- **Stated task**
Go through the listing and set it down exactly, leaving out its pictures.

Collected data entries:
....

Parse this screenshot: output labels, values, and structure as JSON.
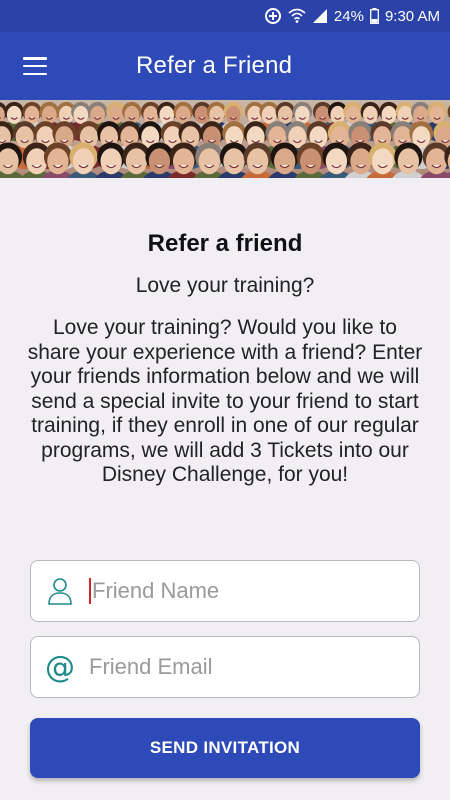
{
  "status_bar": {
    "battery": "24%",
    "time": "9:30 AM",
    "icons": [
      "data-saver-icon",
      "wifi-icon",
      "signal-icon",
      "battery-icon"
    ]
  },
  "app_bar": {
    "title": "Refer a Friend",
    "menu_icon": "hamburger-menu-icon",
    "color": "#2d4ab8"
  },
  "banner": {
    "image": "crowd-of-people-photo"
  },
  "main": {
    "heading": "Refer a friend",
    "subheading": "Love your training?",
    "description": "Love your training? Would you like to share your experience with a friend? Enter your friends information below and we will send a special invite to your friend to start training, if they enroll in one of our regular programs, we will add 3 Tickets into our Disney Challenge, for you!"
  },
  "form": {
    "name_placeholder": "Friend Name",
    "name_value": "",
    "name_icon": "person-icon",
    "email_placeholder": "Friend Email",
    "email_value": "",
    "email_icon": "at-sign-icon",
    "submit_label": "SEND INVITATION"
  },
  "colors": {
    "primary": "#2d4ab8",
    "icon_accent": "#1f8a8a",
    "background": "#f1eff3"
  }
}
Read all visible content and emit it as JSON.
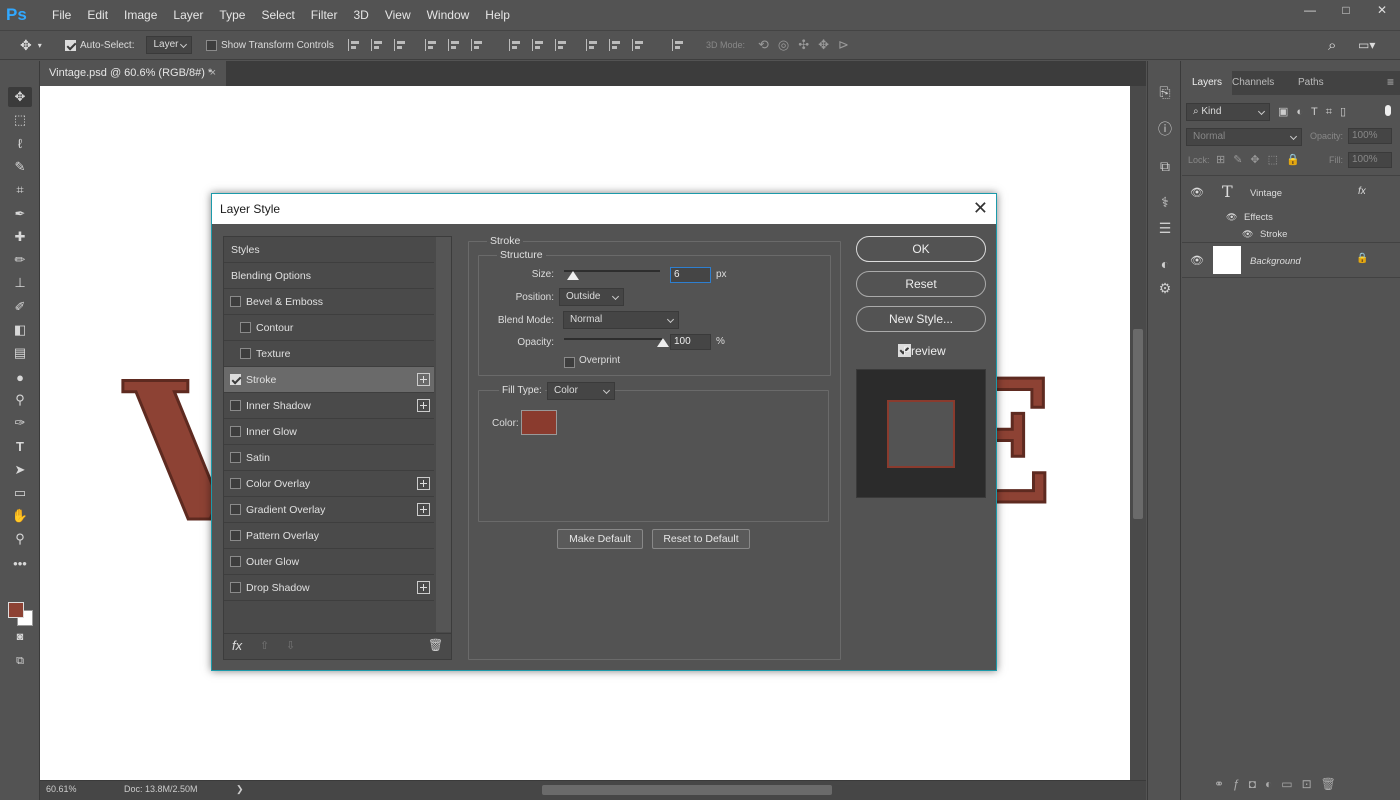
{
  "app": {
    "logo": "Ps",
    "menu": [
      "File",
      "Edit",
      "Image",
      "Layer",
      "Type",
      "Select",
      "Filter",
      "3D",
      "View",
      "Window",
      "Help"
    ],
    "window_controls": [
      "—",
      "□",
      "✕"
    ]
  },
  "options": {
    "auto_select_label": "Auto-Select:",
    "auto_select_value": "Layer",
    "transform_label": "Show Transform Controls",
    "mode_3d": "3D Mode:"
  },
  "document": {
    "tab_title": "Vintage.psd @ 60.6% (RGB/8#) *",
    "close": "×",
    "letters": [
      "V",
      "E"
    ]
  },
  "status": {
    "zoom": "60.61%",
    "doc": "Doc: 13.8M/2.50M",
    "arrow": "❯"
  },
  "layers_panel": {
    "tabs": [
      "Layers",
      "Channels",
      "Paths"
    ],
    "filter": "Kind",
    "blend": "Normal",
    "opacity_label": "Opacity:",
    "opacity": "100%",
    "lock_label": "Lock:",
    "fill_label": "Fill:",
    "fill": "100%",
    "layers": [
      {
        "name": "Vintage",
        "effects_label": "Effects",
        "effect": "Stroke",
        "fx": "fx"
      },
      {
        "name": "Background"
      }
    ]
  },
  "dialog": {
    "title": "Layer Style",
    "styles_list": [
      {
        "label": "Styles",
        "checkbox": false,
        "checked": false,
        "indent": false,
        "plus": false,
        "selected": false
      },
      {
        "label": "Blending Options",
        "checkbox": false,
        "checked": false,
        "indent": false,
        "plus": false,
        "selected": false
      },
      {
        "label": "Bevel & Emboss",
        "checkbox": true,
        "checked": false,
        "indent": false,
        "plus": false,
        "selected": false
      },
      {
        "label": "Contour",
        "checkbox": true,
        "checked": false,
        "indent": true,
        "plus": false,
        "selected": false
      },
      {
        "label": "Texture",
        "checkbox": true,
        "checked": false,
        "indent": true,
        "plus": false,
        "selected": false
      },
      {
        "label": "Stroke",
        "checkbox": true,
        "checked": true,
        "indent": false,
        "plus": true,
        "selected": true
      },
      {
        "label": "Inner Shadow",
        "checkbox": true,
        "checked": false,
        "indent": false,
        "plus": true,
        "selected": false
      },
      {
        "label": "Inner Glow",
        "checkbox": true,
        "checked": false,
        "indent": false,
        "plus": false,
        "selected": false
      },
      {
        "label": "Satin",
        "checkbox": true,
        "checked": false,
        "indent": false,
        "plus": false,
        "selected": false
      },
      {
        "label": "Color Overlay",
        "checkbox": true,
        "checked": false,
        "indent": false,
        "plus": true,
        "selected": false
      },
      {
        "label": "Gradient Overlay",
        "checkbox": true,
        "checked": false,
        "indent": false,
        "plus": true,
        "selected": false
      },
      {
        "label": "Pattern Overlay",
        "checkbox": true,
        "checked": false,
        "indent": false,
        "plus": false,
        "selected": false
      },
      {
        "label": "Outer Glow",
        "checkbox": true,
        "checked": false,
        "indent": false,
        "plus": false,
        "selected": false
      },
      {
        "label": "Drop Shadow",
        "checkbox": true,
        "checked": false,
        "indent": false,
        "plus": true,
        "selected": false
      }
    ],
    "footer_fx": "fx",
    "stroke": {
      "section": "Stroke",
      "structure": "Structure",
      "size_label": "Size:",
      "size_value": "6",
      "size_unit": "px",
      "size_fraction": 0.03,
      "position_label": "Position:",
      "position_value": "Outside",
      "blend_label": "Blend Mode:",
      "blend_value": "Normal",
      "opacity_label": "Opacity:",
      "opacity_value": "100",
      "opacity_unit": "%",
      "opacity_fraction": 1.0,
      "overprint_label": "Overprint",
      "fill_type_label": "Fill Type:",
      "fill_type_value": "Color",
      "color_label": "Color:",
      "color_hex": "#8a3b2e"
    },
    "make_default": "Make Default",
    "reset_default": "Reset to Default",
    "buttons": {
      "ok": "OK",
      "reset": "Reset",
      "new_style": "New Style...",
      "preview": "Preview"
    }
  },
  "colors": {
    "foreground": "#8d4234",
    "background": "#ffffff",
    "accent": "#1b9aaa"
  }
}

....

- **Written reply**
Parse this screenshot: output labels, values, and structure as JSON.
{
  "status_bar": {
    "battery": "24%",
    "time": "9:30 AM",
    "icons": [
      "data-saver-icon",
      "wifi-icon",
      "signal-icon",
      "battery-icon"
    ]
  },
  "app_bar": {
    "title": "Refer a Friend",
    "menu_icon": "hamburger-menu-icon",
    "color": "#2d4ab8"
  },
  "banner": {
    "image": "crowd-of-people-photo"
  },
  "main": {
    "heading": "Refer a friend",
    "subheading": "Love your training?",
    "description": "Love your training? Would you like to share your experience with a friend? Enter your friends information below and we will send a special invite to your friend to start training, if they enroll in one of our regular programs, we will add 3 Tickets into our Disney Challenge, for you!"
  },
  "form": {
    "name_placeholder": "Friend Name",
    "name_value": "",
    "name_icon": "person-icon",
    "email_placeholder": "Friend Email",
    "email_value": "",
    "email_icon": "at-sign-icon",
    "submit_label": "SEND INVITATION"
  },
  "colors": {
    "primary": "#2d4ab8",
    "icon_accent": "#1f8a8a",
    "background": "#f1eff3"
  }
}
Read all visible content and emit it as JSON.
{
  "app": {
    "logo": "Ps",
    "menu": [
      "File",
      "Edit",
      "Image",
      "Layer",
      "Type",
      "Select",
      "Filter",
      "3D",
      "View",
      "Window",
      "Help"
    ],
    "window_controls": [
      "—",
      "□",
      "✕"
    ]
  },
  "options": {
    "auto_select_label": "Auto-Select:",
    "auto_select_value": "Layer",
    "transform_label": "Show Transform Controls",
    "mode_3d": "3D Mode:"
  },
  "document": {
    "tab_title": "Vintage.psd @ 60.6% (RGB/8#) *",
    "close": "×",
    "letters": [
      "V",
      "E"
    ]
  },
  "status": {
    "zoom": "60.61%",
    "doc": "Doc: 13.8M/2.50M",
    "arrow": "❯"
  },
  "layers_panel": {
    "tabs": [
      "Layers",
      "Channels",
      "Paths"
    ],
    "filter": "Kind",
    "blend": "Normal",
    "opacity_label": "Opacity:",
    "opacity": "100%",
    "lock_label": "Lock:",
    "fill_label": "Fill:",
    "fill": "100%",
    "layers": [
      {
        "name": "Vintage",
        "effects_label": "Effects",
        "effect": "Stroke",
        "fx": "fx"
      },
      {
        "name": "Background"
      }
    ]
  },
  "dialog": {
    "title": "Layer Style",
    "styles_list": [
      {
        "label": "Styles",
        "checkbox": false,
        "checked": false,
        "indent": false,
        "plus": false,
        "selected": false
      },
      {
        "label": "Blending Options",
        "checkbox": false,
        "checked": false,
        "indent": false,
        "plus": false,
        "selected": false
      },
      {
        "label": "Bevel & Emboss",
        "checkbox": true,
        "checked": false,
        "indent": false,
        "plus": false,
        "selected": false
      },
      {
        "label": "Contour",
        "checkbox": true,
        "checked": false,
        "indent": true,
        "plus": false,
        "selected": false
      },
      {
        "label": "Texture",
        "checkbox": true,
        "checked": false,
        "indent": true,
        "plus": false,
        "selected": false
      },
      {
        "label": "Stroke",
        "checkbox": true,
        "checked": true,
        "indent": false,
        "plus": true,
        "selected": true
      },
      {
        "label": "Inner Shadow",
        "checkbox": true,
        "checked": false,
        "indent": false,
        "plus": true,
        "selected": false
      },
      {
        "label": "Inner Glow",
        "checkbox": true,
        "checked": false,
        "indent": false,
        "plus": false,
        "selected": false
      },
      {
        "label": "Satin",
        "checkbox": true,
        "checked": false,
        "indent": false,
        "plus": false,
        "selected": false
      },
      {
        "label": "Color Overlay",
        "checkbox": true,
        "checked": false,
        "indent": false,
        "plus": true,
        "selected": false
      },
      {
        "label": "Gradient Overlay",
        "checkbox": true,
        "checked": false,
        "indent": false,
        "plus": true,
        "selected": false
      },
      {
        "label": "Pattern Overlay",
        "checkbox": true,
        "checked": false,
        "indent": false,
        "plus": false,
        "selected": false
      },
      {
        "label": "Outer Glow",
        "checkbox": true,
        "checked": false,
        "indent": false,
        "plus": false,
        "selected": false
      },
      {
        "label": "Drop Shadow",
        "checkbox": true,
        "checked": false,
        "indent": false,
        "plus": true,
        "selected": false
      }
    ],
    "footer_fx": "fx",
    "stroke": {
      "section": "Stroke",
      "structure": "Structure",
      "size_label": "Size:",
      "size_value": "6",
      "size_unit": "px",
      "size_fraction": 0.03,
      "position_label": "Position:",
      "position_value": "Outside",
      "blend_label": "Blend Mode:",
      "blend_value": "Normal",
      "opacity_label": "Opacity:",
      "opacity_value": "100",
      "opacity_unit": "%",
      "opacity_fraction": 1.0,
      "overprint_label": "Overprint",
      "fill_type_label": "Fill Type:",
      "fill_type_value": "Color",
      "color_label": "Color:",
      "color_hex": "#8a3b2e"
    },
    "make_default": "Make Default",
    "reset_default": "Reset to Default",
    "buttons": {
      "ok": "OK",
      "reset": "Reset",
      "new_style": "New Style...",
      "preview": "Preview"
    }
  },
  "colors": {
    "foreground": "#8d4234",
    "background": "#ffffff",
    "accent": "#1b9aaa"
  }
}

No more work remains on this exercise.